# Montes Creek Res or Browns Draw Res



## adamsoa (Oct 29, 2007)

Has anyone been to either of these reservoirs? They are both close and I'm trying to decide which one to hit first. Cant really find any information on the net about either of them. Looking for a little place to put a small boat and troll.

Thanks

Andy


----------



## .45 (Sep 21, 2007)

Last time I was at Browns Draw, it's was extremely high. Lots of food and forage for the fish so I figured that's why they were so scattered. Bows and browns is all I ever caught out of there, nothing large at all. 
Browns does have a gravel boat ramp, however there are no restrooms or even parking facilities. Weekends see a lot of shore fishermen.
On a non-windy day it can be quite an enjoyable place to float around, I have seen some fairly large boats on the water. This picture is when I was on a toon.


----------



## sawsman (Sep 13, 2007)

The water level was dropping at Browns last time I was there, down a good five feet from the .45's picture. We fished from the shore with lot's of other people for a good five hours and caught two small fish.


----------



## tuffluckdriller (May 27, 2009)

Lower Montez Creek always is fun for kid for some little LM bass and bluegill. There are little rainbows in it, usually toward the dam. (stupid DWR putting dumb rainbows in a bass pond!)

Upper Montez Creek has some rainbows. If I can ever get a motor running, I'm planning on trolling it. 

Brown's reservoir has some decent browns in it, but they're not the easiest to find. I'm probably headed there the next chance I get... we'll see.


----------

Lines of data
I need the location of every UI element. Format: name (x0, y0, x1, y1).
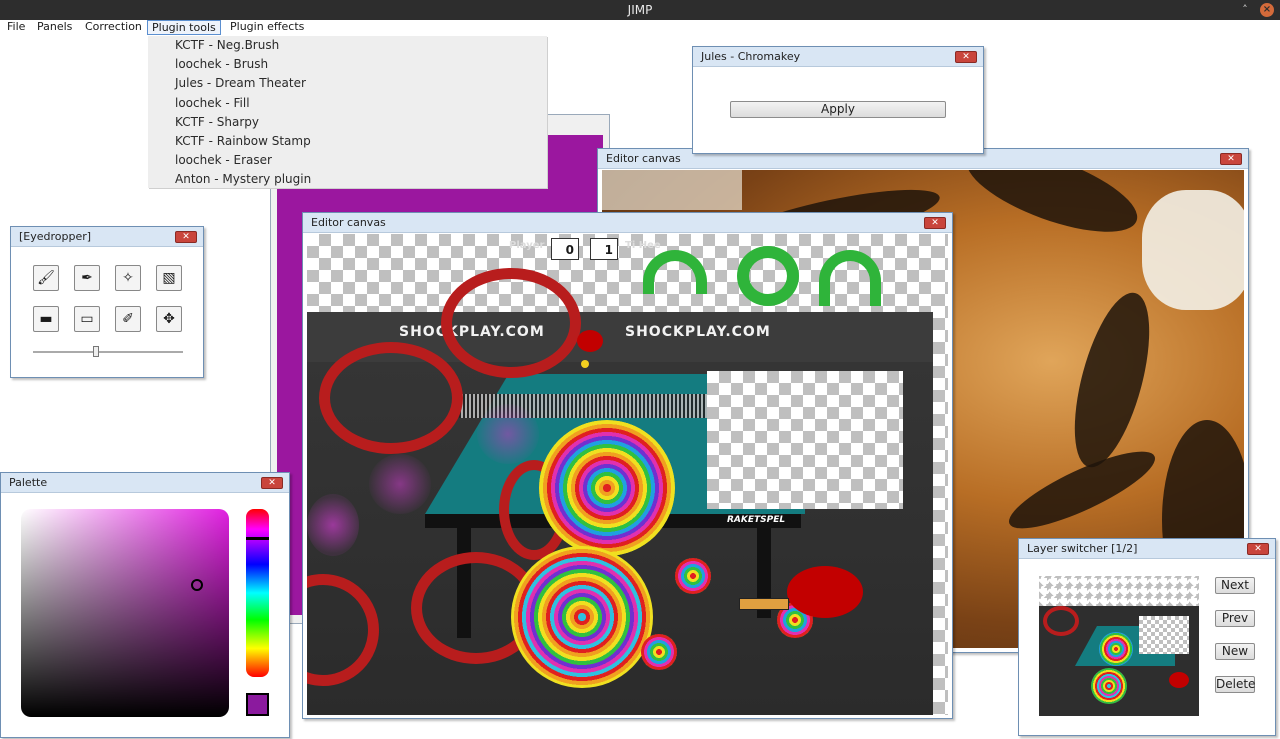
transparent-region (933, 234, 948, 715)
editor-canvas-front-window: Editor canvas ✕ Player 0 1 Ti Hee SHOCKP… (302, 212, 953, 719)
close-icon[interactable]: × (1260, 3, 1274, 17)
window-title-text: Editor canvas (311, 216, 386, 229)
rainbow-stamp (675, 558, 711, 594)
window-title-text: Layer switcher [1/2] (1027, 542, 1138, 555)
palette-window: Palette ✕ (0, 472, 290, 738)
menu-panels[interactable]: Panels (33, 20, 76, 35)
app-title: JIMP (627, 3, 653, 17)
menubar: File Panels Correction Plugin tools Plug… (0, 20, 1280, 36)
score-opponent: 1 (590, 238, 618, 260)
feather-icon[interactable]: ✒ (74, 265, 100, 291)
menu-correction[interactable]: Correction (81, 20, 146, 35)
menu-item-mystery-plugin[interactable]: Anton - Mystery plugin (148, 170, 547, 189)
player-label: Player (509, 240, 545, 251)
window-title-text: [Eyedropper] (19, 230, 92, 243)
paddle-red (787, 566, 863, 618)
window-title: Layer switcher [1/2] (1019, 539, 1275, 559)
table-brand: RAKETSPEL (727, 515, 786, 525)
layer-thumbnail (1039, 576, 1199, 716)
eyedropper-icon[interactable]: ✐ (115, 306, 141, 332)
green-stroke (737, 246, 799, 306)
window-title-text: Palette (9, 476, 48, 489)
size-slider-thumb[interactable] (93, 346, 99, 357)
fill-bucket-icon[interactable]: ▧ (156, 265, 182, 291)
spray-stroke (369, 454, 431, 514)
brush-icon[interactable]: 🖌 (33, 265, 59, 291)
window-title: Palette (1, 473, 289, 493)
paddle-handle (739, 598, 789, 610)
layer-switcher-window: Layer switcher [1/2] ✕ Next Prev New Del… (1018, 538, 1276, 736)
move-icon[interactable]: ✥ (156, 306, 182, 332)
hue-slider[interactable] (246, 509, 269, 677)
hue-marker[interactable] (246, 537, 269, 540)
delete-layer-button[interactable]: Delete (1215, 676, 1255, 693)
score-player: 0 (551, 238, 579, 260)
close-icon[interactable]: ✕ (955, 51, 977, 63)
wand-icon[interactable]: ✧ (115, 265, 141, 291)
minimize-icon[interactable]: ˄ (1238, 3, 1252, 17)
menu-item-fill[interactable]: loochek - Fill (148, 94, 547, 113)
dream-theater-stamp (441, 268, 581, 378)
window-title: Jules - Chromakey (693, 47, 983, 67)
saturation-value-picker[interactable] (21, 509, 229, 717)
rainbow-stamp (511, 546, 653, 688)
chromakey-window: Jules - Chromakey ✕ Apply (692, 46, 984, 154)
menu-file[interactable]: File (3, 20, 29, 35)
spray-stroke (307, 494, 359, 556)
dream-theater-stamp (319, 342, 463, 454)
eraser-icon[interactable]: ▬ (33, 306, 59, 332)
close-icon[interactable]: ✕ (1220, 153, 1242, 165)
window-title-text: Editor canvas (606, 152, 681, 165)
game-canvas[interactable]: Player 0 1 Ti Hee SHOCKPLAY.COM SHOCKPLA… (307, 234, 948, 715)
next-layer-button[interactable]: Next (1215, 577, 1255, 594)
apply-button[interactable]: Apply (730, 101, 946, 118)
rainbow-stamp (641, 634, 677, 670)
menu-item-brush[interactable]: loochek - Brush (148, 55, 547, 74)
menu-plugin-tools[interactable]: Plugin tools (147, 20, 221, 35)
app-titlebar: JIMP ˄ × (0, 0, 1280, 20)
new-layer-button[interactable]: New (1215, 643, 1255, 660)
paddle-small (577, 330, 603, 352)
spray-stroke (477, 404, 539, 464)
opponent-label: Ti Hee (625, 240, 661, 251)
close-icon[interactable]: ✕ (924, 217, 946, 229)
menu-item-rainbow-stamp[interactable]: KCTF - Rainbow Stamp (148, 132, 547, 151)
transparent-patch (707, 371, 903, 509)
site-banner: SHOCKPLAY.COM (625, 324, 771, 340)
plugin-tools-dropdown: KCTF - Neg.Brush loochek - Brush Jules -… (148, 36, 547, 188)
selected-color-swatch (246, 693, 269, 716)
ball (581, 360, 589, 368)
rainbow-stamp (539, 420, 675, 556)
menu-plugin-effects[interactable]: Plugin effects (226, 20, 308, 35)
tools-window: [Eyedropper] ✕ 🖌 ✒ ✧ ▧ ▬ ▭ ✐ ✥ (10, 226, 204, 378)
close-icon[interactable]: ✕ (175, 231, 197, 243)
picker-cursor[interactable] (191, 579, 203, 591)
prev-layer-button[interactable]: Prev (1215, 610, 1255, 627)
menu-item-sharpy[interactable]: KCTF - Sharpy (148, 113, 547, 132)
green-stroke (819, 250, 881, 306)
rectangle-icon[interactable]: ▭ (74, 306, 100, 332)
menu-item-dream-theater[interactable]: Jules - Dream Theater (148, 74, 547, 93)
menu-item-neg-brush[interactable]: KCTF - Neg.Brush (148, 36, 547, 55)
size-slider-track[interactable] (33, 351, 183, 353)
menu-item-eraser[interactable]: loochek - Eraser (148, 151, 547, 170)
window-title: Editor canvas (303, 213, 952, 233)
window-title-text: Jules - Chromakey (701, 50, 801, 63)
close-icon[interactable]: ✕ (1247, 543, 1269, 555)
close-icon[interactable]: ✕ (261, 477, 283, 489)
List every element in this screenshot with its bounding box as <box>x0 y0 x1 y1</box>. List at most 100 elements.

• [PROMPT 1] In the reservoir thread, what kind of boat ramp does Browns Draw have?
• [PROMPT 2] Do these statements agree with the reservoir thread? Answer yes or no for each and quote the deciding words. (a) Browns Draw has restrooms. (b) Lower Montez Creek holds little LM bass and bluegill. (c) Fishing from the shore at Browns for about five hours produced two small fish.

• [REPLY 1] A gravel boat ramp.

• [REPLY 2]
(a) No: "there are no restrooms or even parking facilities."
(b) Yes: "Lower Montez Creek always is fun for kid for some little LM bass and bluegill."
(c) Yes: "We fished from the shore with lot's of other people for a good five hours and caught two small fish."